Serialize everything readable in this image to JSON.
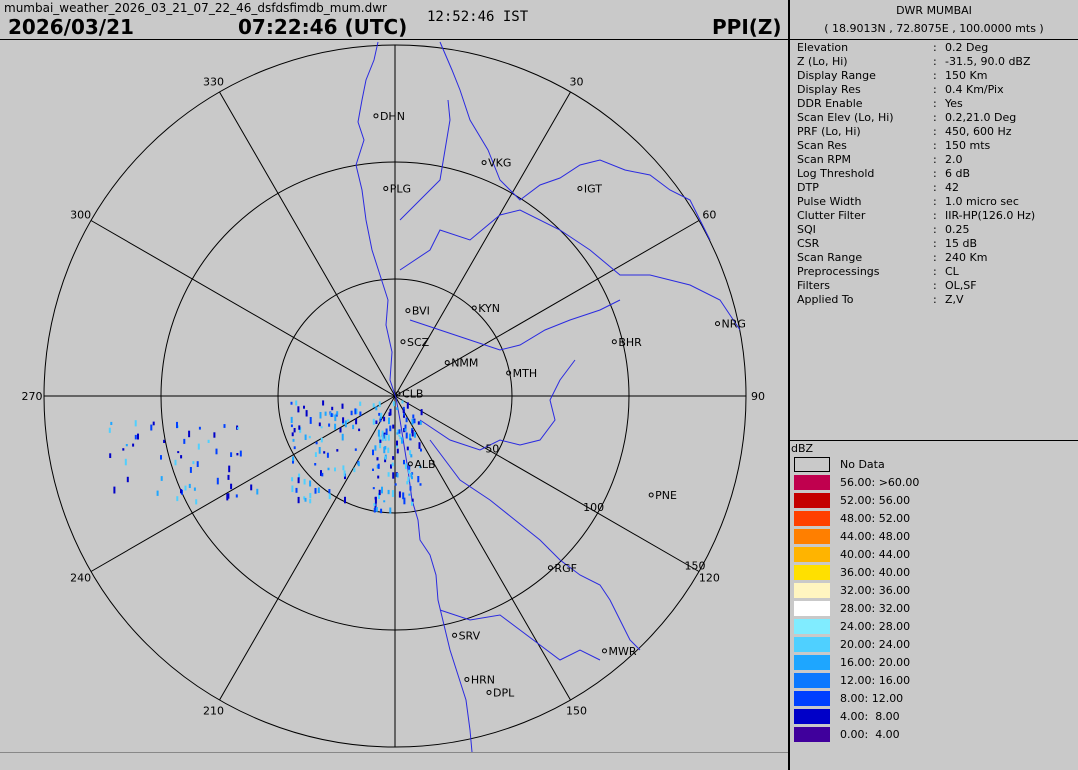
{
  "header": {
    "filename": "mumbai_weather_2026_03_21_07_22_46_dsfdsfimdb_mum.dwr",
    "date": "2026/03/21",
    "time_utc": "07:22:46 (UTC)",
    "time_ist": "12:52:46 IST",
    "product": "PPI(Z)"
  },
  "panel": {
    "title": "DWR MUMBAI",
    "coords": "( 18.9013N , 72.8075E , 100.0000 mts )",
    "params": [
      {
        "key": "Elevation",
        "value": "0.2 Deg"
      },
      {
        "key": "Z (Lo, Hi)",
        "value": "-31.5, 90.0 dBZ"
      },
      {
        "key": "Display Range",
        "value": "150 Km"
      },
      {
        "key": "Display Res",
        "value": "0.4 Km/Pix"
      },
      {
        "key": "DDR Enable",
        "value": "Yes"
      },
      {
        "key": "Scan Elev (Lo, Hi)",
        "value": "0.2,21.0 Deg"
      },
      {
        "key": "PRF (Lo, Hi)",
        "value": "450, 600 Hz"
      },
      {
        "key": "Scan Res",
        "value": "150 mts"
      },
      {
        "key": "Scan RPM",
        "value": "2.0"
      },
      {
        "key": "Log Threshold",
        "value": "6 dB"
      },
      {
        "key": "DTP",
        "value": "42"
      },
      {
        "key": "Pulse Width",
        "value": "1.0 micro sec"
      },
      {
        "key": "Clutter Filter",
        "value": "IIR-HP(126.0 Hz)"
      },
      {
        "key": "SQI",
        "value": "0.25"
      },
      {
        "key": "CSR",
        "value": "15 dB"
      },
      {
        "key": "Scan Range",
        "value": "240 Km"
      },
      {
        "key": "Preprocessings",
        "value": "CL"
      },
      {
        "key": "Filters",
        "value": "OL,SF"
      },
      {
        "key": "Applied To",
        "value": "Z,V"
      }
    ]
  },
  "legend": {
    "unit": "dBZ",
    "no_data_label": "No Data",
    "items": [
      {
        "label": "56.00: >60.00",
        "color": "#c0004e"
      },
      {
        "label": "52.00: 56.00",
        "color": "#c40000"
      },
      {
        "label": "48.00: 52.00",
        "color": "#ff4000"
      },
      {
        "label": "44.00: 48.00",
        "color": "#ff7f00"
      },
      {
        "label": "40.00: 44.00",
        "color": "#ffb400"
      },
      {
        "label": "36.00: 40.00",
        "color": "#ffe000"
      },
      {
        "label": "32.00: 36.00",
        "color": "#fff5c0"
      },
      {
        "label": "28.00: 32.00",
        "color": "#ffffff"
      },
      {
        "label": "24.00: 28.00",
        "color": "#80ecff"
      },
      {
        "label": "20.00: 24.00",
        "color": "#4fd0ff"
      },
      {
        "label": "16.00: 20.00",
        "color": "#1ea6ff"
      },
      {
        "label": "12.00: 16.00",
        "color": "#0a78ff"
      },
      {
        "label": "8.00: 12.00",
        "color": "#0040ff"
      },
      {
        "label": "4.00:  8.00",
        "color": "#0000c8"
      },
      {
        "label": "0.00:  4.00",
        "color": "#40009c"
      }
    ]
  },
  "map": {
    "bearing_labels": [
      "30",
      "60",
      "90",
      "120",
      "150",
      "210",
      "240",
      "270",
      "300",
      "330"
    ],
    "range_labels": [
      "50",
      "100",
      "150"
    ],
    "stations": [
      {
        "name": "DHN",
        "lat": 19.98,
        "lon": 72.73
      },
      {
        "name": "PLG",
        "lat": 19.7,
        "lon": 72.77
      },
      {
        "name": "VKG",
        "lat": 19.8,
        "lon": 73.17
      },
      {
        "name": "IGT",
        "lat": 19.7,
        "lon": 73.56
      },
      {
        "name": "BVI",
        "lat": 19.23,
        "lon": 72.86
      },
      {
        "name": "KYN",
        "lat": 19.24,
        "lon": 73.13
      },
      {
        "name": "SCZ",
        "lat": 19.11,
        "lon": 72.84
      },
      {
        "name": "NMM",
        "lat": 19.03,
        "lon": 73.02
      },
      {
        "name": "MTH",
        "lat": 18.99,
        "lon": 73.27
      },
      {
        "name": "BHR",
        "lat": 19.11,
        "lon": 73.7
      },
      {
        "name": "NRG",
        "lat": 19.18,
        "lon": 74.12
      },
      {
        "name": "CLB",
        "lat": 18.91,
        "lon": 72.82
      },
      {
        "name": "ALB",
        "lat": 18.64,
        "lon": 72.87
      },
      {
        "name": "PNE",
        "lat": 18.52,
        "lon": 73.85
      },
      {
        "name": "RGF",
        "lat": 18.24,
        "lon": 73.44
      },
      {
        "name": "SRV",
        "lat": 17.98,
        "lon": 73.05
      },
      {
        "name": "MWR",
        "lat": 17.92,
        "lon": 73.66
      },
      {
        "name": "HRN",
        "lat": 17.81,
        "lon": 73.1
      },
      {
        "name": "DPL",
        "lat": 17.76,
        "lon": 73.19
      }
    ]
  }
}
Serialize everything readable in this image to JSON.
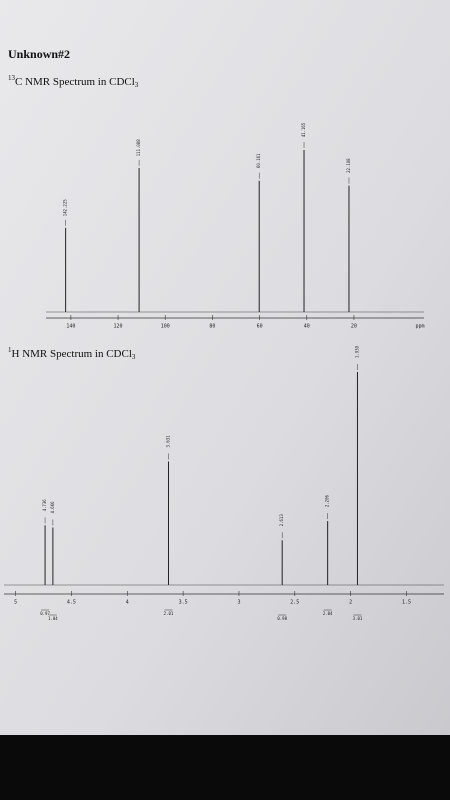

● ● ●

All of the entries above should be duplicated exactly, except for the pictures.

Serialize everything readable in this image to JSON.
{
  "header": {
    "filename": "mumbai_weather_2026_03_21_07_22_46_dsfdsfimdb_mum.dwr",
    "date": "2026/03/21",
    "time_utc": "07:22:46 (UTC)",
    "time_ist": "12:52:46 IST",
    "product": "PPI(Z)"
  },
  "panel": {
    "title": "DWR MUMBAI",
    "coords": "( 18.9013N , 72.8075E , 100.0000 mts )",
    "params": [
      {
        "key": "Elevation",
        "value": "0.2 Deg"
      },
      {
        "key": "Z (Lo, Hi)",
        "value": "-31.5, 90.0 dBZ"
      },
      {
        "key": "Display Range",
        "value": "150 Km"
      },
      {
        "key": "Display Res",
        "value": "0.4 Km/Pix"
      },
      {
        "key": "DDR Enable",
        "value": "Yes"
      },
      {
        "key": "Scan Elev (Lo, Hi)",
        "value": "0.2,21.0 Deg"
      },
      {
        "key": "PRF (Lo, Hi)",
        "value": "450, 600 Hz"
      },
      {
        "key": "Scan Res",
        "value": "150 mts"
      },
      {
        "key": "Scan RPM",
        "value": "2.0"
      },
      {
        "key": "Log Threshold",
        "value": "6 dB"
      },
      {
        "key": "DTP",
        "value": "42"
      },
      {
        "key": "Pulse Width",
        "value": "1.0 micro sec"
      },
      {
        "key": "Clutter Filter",
        "value": "IIR-HP(126.0 Hz)"
      },
      {
        "key": "SQI",
        "value": "0.25"
      },
      {
        "key": "CSR",
        "value": "15 dB"
      },
      {
        "key": "Scan Range",
        "value": "240 Km"
      },
      {
        "key": "Preprocessings",
        "value": "CL"
      },
      {
        "key": "Filters",
        "value": "OL,SF"
      },
      {
        "key": "Applied To",
        "value": "Z,V"
      }
    ]
  },
  "legend": {
    "unit": "dBZ",
    "no_data_label": "No Data",
    "items": [
      {
        "label": "56.00: >60.00",
        "color": "#c0004e"
      },
      {
        "label": "52.00: 56.00",
        "color": "#c40000"
      },
      {
        "label": "48.00: 52.00",
        "color": "#ff4000"
      },
      {
        "label": "44.00: 48.00",
        "color": "#ff7f00"
      },
      {
        "label": "40.00: 44.00",
        "color": "#ffb400"
      },
      {
        "label": "36.00: 40.00",
        "color": "#ffe000"
      },
      {
        "label": "32.00: 36.00",
        "color": "#fff5c0"
      },
      {
        "label": "28.00: 32.00",
        "color": "#ffffff"
      },
      {
        "label": "24.00: 28.00",
        "color": "#80ecff"
      },
      {
        "label": "20.00: 24.00",
        "color": "#4fd0ff"
      },
      {
        "label": "16.00: 20.00",
        "color": "#1ea6ff"
      },
      {
        "label": "12.00: 16.00",
        "color": "#0a78ff"
      },
      {
        "label": "8.00: 12.00",
        "color": "#0040ff"
      },
      {
        "label": "4.00:  8.00",
        "color": "#0000c8"
      },
      {
        "label": "0.00:  4.00",
        "color": "#40009c"
      }
    ]
  },
  "map": {
    "bearing_labels": [
      "30",
      "60",
      "90",
      "120",
      "150",
      "210",
      "240",
      "270",
      "300",
      "330"
    ],
    "range_labels": [
      "50",
      "100",
      "150"
    ],
    "stations": [
      {
        "name": "DHN",
        "lat": 19.98,
        "lon": 72.73
      },
      {
        "name": "PLG",
        "lat": 19.7,
        "lon": 72.77
      },
      {
        "name": "VKG",
        "lat": 19.8,
        "lon": 73.17
      },
      {
        "name": "IGT",
        "lat": 19.7,
        "lon": 73.56
      },
      {
        "name": "BVI",
        "lat": 19.23,
        "lon": 72.86
      },
      {
        "name": "KYN",
        "lat": 19.24,
        "lon": 73.13
      },
      {
        "name": "SCZ",
        "lat": 19.11,
        "lon": 72.84
      },
      {
        "name": "NMM",
        "lat": 19.03,
        "lon": 73.02
      },
      {
        "name": "MTH",
        "lat": 18.99,
        "lon": 73.27
      },
      {
        "name": "BHR",
        "lat": 19.11,
        "lon": 73.7
      },
      {
        "name": "NRG",
        "lat": 19.18,
        "lon": 74.12
      },
      {
        "name": "CLB",
        "lat": 18.91,
        "lon": 72.82
      },
      {
        "name": "ALB",
        "lat": 18.64,
        "lon": 72.87
      },
      {
        "name": "PNE",
        "lat": 18.52,
        "lon": 73.85
      },
      {
        "name": "RGF",
        "lat": 18.24,
        "lon": 73.44
      },
      {
        "name": "SRV",
        "lat": 17.98,
        "lon": 73.05
      },
      {
        "name": "MWR",
        "lat": 17.92,
        "lon": 73.66
      },
      {
        "name": "HRN",
        "lat": 17.81,
        "lon": 73.1
      },
      {
        "name": "DPL",
        "lat": 17.76,
        "lon": 73.19
      }
    ]
  }
}
Serialize everything readable in this image to JSON.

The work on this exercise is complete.